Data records
****************

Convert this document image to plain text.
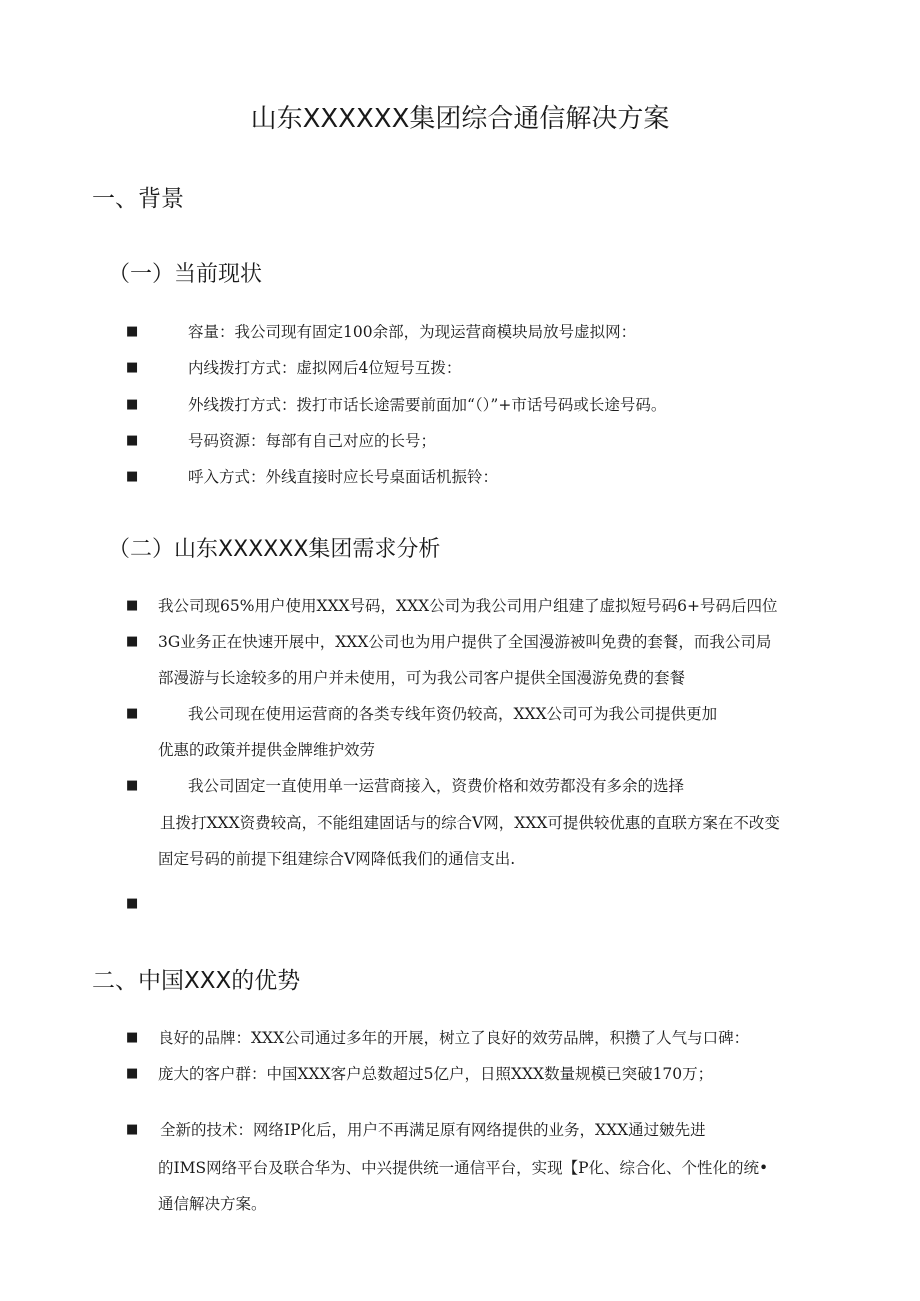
山东XXXXXX集团综合通信解决方案
一、背景
（一）当前现状
■	容量：我公司现有固定100余部，为现运营商模块局放号虚拟网：
■	内线拨打方式：虚拟网后4位短号互拨：
■	外线拨打方式：拨打市话长途需要前面加“（）”+市话号码或长途号码。
■	号码资源：每部有自己对应的长号；
■	呼入方式：外线直接时应长号桌面话机振铃：
（二）山东XXXXXX集团需求分析
■ 我公司现65%用户使用XXX号码，XXX公司为我公司用户组建了虚拟短号码6+号码后四位
■ 3G业务正在快速开展中，XXX公司也为用户提供了全国漫游被叫免费的套餐，而我公司局
部漫游与长途较多的用户并未使用，可为我公司客户提供全国漫游免费的套餐
■	我公司现在使用运营商的各类专线年资仍较高，XXX公司可为我公司提供更加
优惠的政策并提供金牌维护效劳
■	我公司固定一直使用单一运营商接入，资费价格和效劳都没有多余的选择
且拨打XXX资费较高，不能组建固话与的综合V网，XXX可提供较优惠的直联方案在不改变
固定号码的前提下组建综合V网降低我们的通信支出.
■
二、中国XXX的优势
■ 良好的品牌：XXX公司通过多年的开展，树立了良好的效劳品牌，积攒了人气与口碑：
■ 庞大的客户群：中国XXX客户总数超过5亿户，日照XXX数量规模已突破170万；
■ 全新的技术：网络IP化后，用户不再满足原有网络提供的业务，XXX通过皴先进
的IMS网络平台及联合华为、中兴提供统一通信平台，实现【P化、综合化、个性化的统•
通信解决方案。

****************

Directive :: Your task is to transcribe all of the records precisely, with no images included.

Final result ::
Convert this document image to plain text.
山东XXXXXX集团综合通信解决方案
一、背景
（一）当前现状
■	容量：我公司现有固定100余部，为现运营商模块局放号虚拟网：
■	内线拨打方式：虚拟网后4位短号互拨：
■	外线拨打方式：拨打市话长途需要前面加“（）”+市话号码或长途号码。
■	号码资源：每部有自己对应的长号；
■	呼入方式：外线直接时应长号桌面话机振铃：
（二）山东XXXXXX集团需求分析
■ 我公司现65%用户使用XXX号码，XXX公司为我公司用户组建了虚拟短号码6+号码后四位
■ 3G业务正在快速开展中，XXX公司也为用户提供了全国漫游被叫免费的套餐，而我公司局
部漫游与长途较多的用户并未使用，可为我公司客户提供全国漫游免费的套餐
■	我公司现在使用运营商的各类专线年资仍较高，XXX公司可为我公司提供更加
优惠的政策并提供金牌维护效劳
■	我公司固定一直使用单一运营商接入，资费价格和效劳都没有多余的选择
且拨打XXX资费较高，不能组建固话与的综合V网，XXX可提供较优惠的直联方案在不改变
固定号码的前提下组建综合V网降低我们的通信支出.
■
二、中国XXX的优势
■ 良好的品牌：XXX公司通过多年的开展，树立了良好的效劳品牌，积攒了人气与口碑：
■ 庞大的客户群：中国XXX客户总数超过5亿户，日照XXX数量规模已突破170万；
■ 全新的技术：网络IP化后，用户不再满足原有网络提供的业务，XXX通过皴先进
的IMS网络平台及联合华为、中兴提供统一通信平台，实现【P化、综合化、个性化的统•
通信解决方案。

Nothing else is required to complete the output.